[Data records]
══════════
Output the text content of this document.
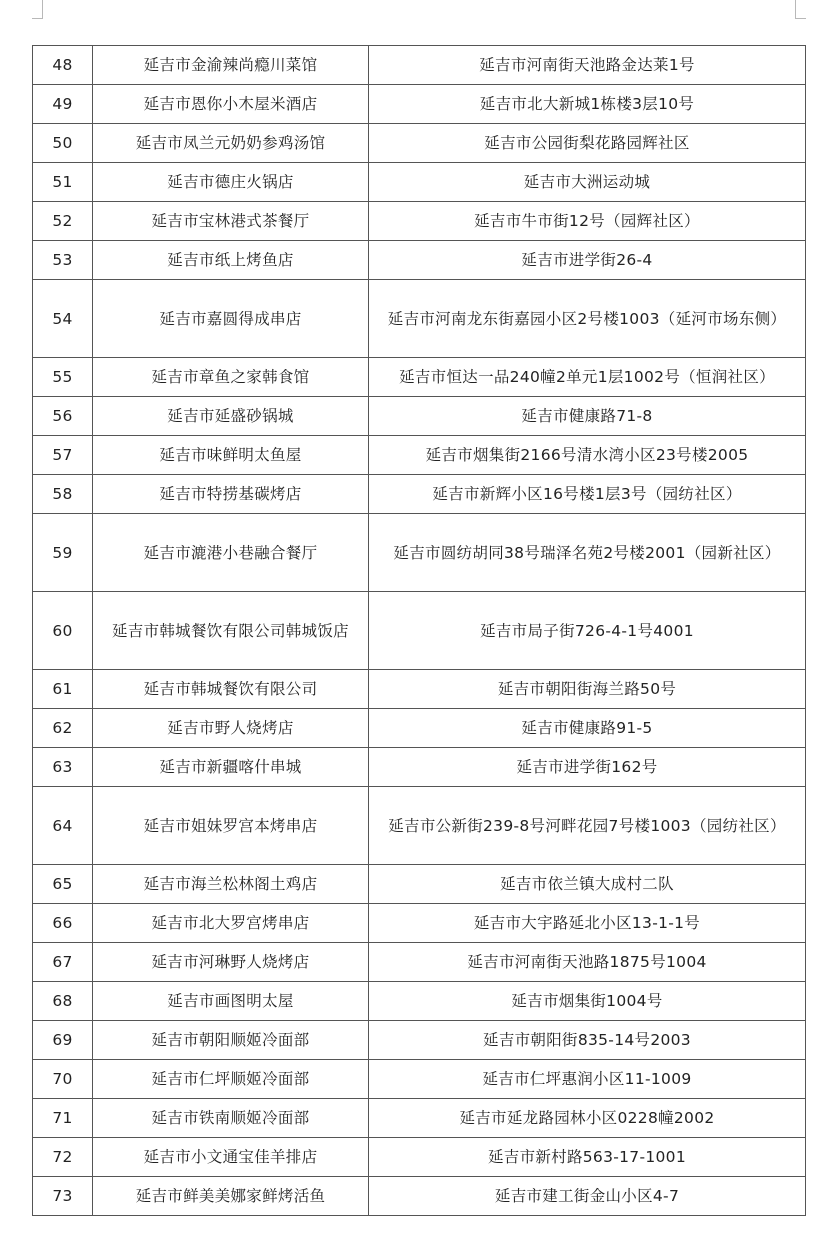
48	延吉市金渝辣尚瘾川菜馆	延吉市河南街天池路金达莱1号
49	延吉市恩你小木屋米酒店	延吉市北大新城1栋楼3层10号
50	延吉市凤兰元奶奶参鸡汤馆	延吉市公园街梨花路园辉社区
51	延吉市德庄火锅店	延吉市大洲运动城
52	延吉市宝林港式茶餐厅	延吉市牛市街12号（园辉社区）
53	延吉市纸上烤鱼店	延吉市进学街26-4
54	延吉市嘉圆得成串店	延吉市河南龙东街嘉园小区2号楼1003（延河市场东侧）
55	延吉市章鱼之家韩食馆	延吉市恒达一品240幢2单元1层1002号（恒润社区）
56	延吉市延盛砂锅城	延吉市健康路71-8
57	延吉市味鲜明太鱼屋	延吉市烟集街2166号清水湾小区23号楼2005
58	延吉市特捞基碳烤店	延吉市新辉小区16号楼1层3号（园纺社区）
59	延吉市漉港小巷融合餐厅	延吉市圆纺胡同38号瑞泽名苑2号楼2001（园新社区）
60	延吉市韩城餐饮有限公司韩城饭店	延吉市局子街726-4-1号4001
61	延吉市韩城餐饮有限公司	延吉市朝阳街海兰路50号
62	延吉市野人烧烤店	延吉市健康路91-5
63	延吉市新疆喀什串城	延吉市进学街162号
64	延吉市姐妹罗宫本烤串店	延吉市公新街239-8号河畔花园7号楼1003（园纺社区）
65	延吉市海兰松林阁土鸡店	延吉市依兰镇大成村二队
66	延吉市北大罗宫烤串店	延吉市大宇路延北小区13-1-1号
67	延吉市河琳野人烧烤店	延吉市河南街天池路1875号1004
68	延吉市画图明太屋	延吉市烟集街1004号
69	延吉市朝阳顺姬冷面部	延吉市朝阳街835-14号2003
70	延吉市仁坪顺姬冷面部	延吉市仁坪惠润小区11-1009
71	延吉市铁南顺姬冷面部	延吉市延龙路园林小区0228幢2002
72	延吉市小文通宝佳羊排店	延吉市新村路563-17-1001
73	延吉市鲜美美娜家鲜烤活鱼	延吉市建工街金山小区4-7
══════════
> _Your goal_:
Output a faithful copy of the data, with each picture left out.

> _Solution to this problem_:
Output the text content of this document.
48	延吉市金渝辣尚瘾川菜馆	延吉市河南街天池路金达莱1号
49	延吉市恩你小木屋米酒店	延吉市北大新城1栋楼3层10号
50	延吉市凤兰元奶奶参鸡汤馆	延吉市公园街梨花路园辉社区
51	延吉市德庄火锅店	延吉市大洲运动城
52	延吉市宝林港式茶餐厅	延吉市牛市街12号（园辉社区）
53	延吉市纸上烤鱼店	延吉市进学街26-4
54	延吉市嘉圆得成串店	延吉市河南龙东街嘉园小区2号楼1003（延河市场东侧）
55	延吉市章鱼之家韩食馆	延吉市恒达一品240幢2单元1层1002号（恒润社区）
56	延吉市延盛砂锅城	延吉市健康路71-8
57	延吉市味鲜明太鱼屋	延吉市烟集街2166号清水湾小区23号楼2005
58	延吉市特捞基碳烤店	延吉市新辉小区16号楼1层3号（园纺社区）
59	延吉市漉港小巷融合餐厅	延吉市圆纺胡同38号瑞泽名苑2号楼2001（园新社区）
60	延吉市韩城餐饮有限公司韩城饭店	延吉市局子街726-4-1号4001
61	延吉市韩城餐饮有限公司	延吉市朝阳街海兰路50号
62	延吉市野人烧烤店	延吉市健康路91-5
63	延吉市新疆喀什串城	延吉市进学街162号
64	延吉市姐妹罗宫本烤串店	延吉市公新街239-8号河畔花园7号楼1003（园纺社区）
65	延吉市海兰松林阁土鸡店	延吉市依兰镇大成村二队
66	延吉市北大罗宫烤串店	延吉市大宇路延北小区13-1-1号
67	延吉市河琳野人烧烤店	延吉市河南街天池路1875号1004
68	延吉市画图明太屋	延吉市烟集街1004号
69	延吉市朝阳顺姬冷面部	延吉市朝阳街835-14号2003
70	延吉市仁坪顺姬冷面部	延吉市仁坪惠润小区11-1009
71	延吉市铁南顺姬冷面部	延吉市延龙路园林小区0228幢2002
72	延吉市小文通宝佳羊排店	延吉市新村路563-17-1001
73	延吉市鲜美美娜家鲜烤活鱼	延吉市建工街金山小区4-7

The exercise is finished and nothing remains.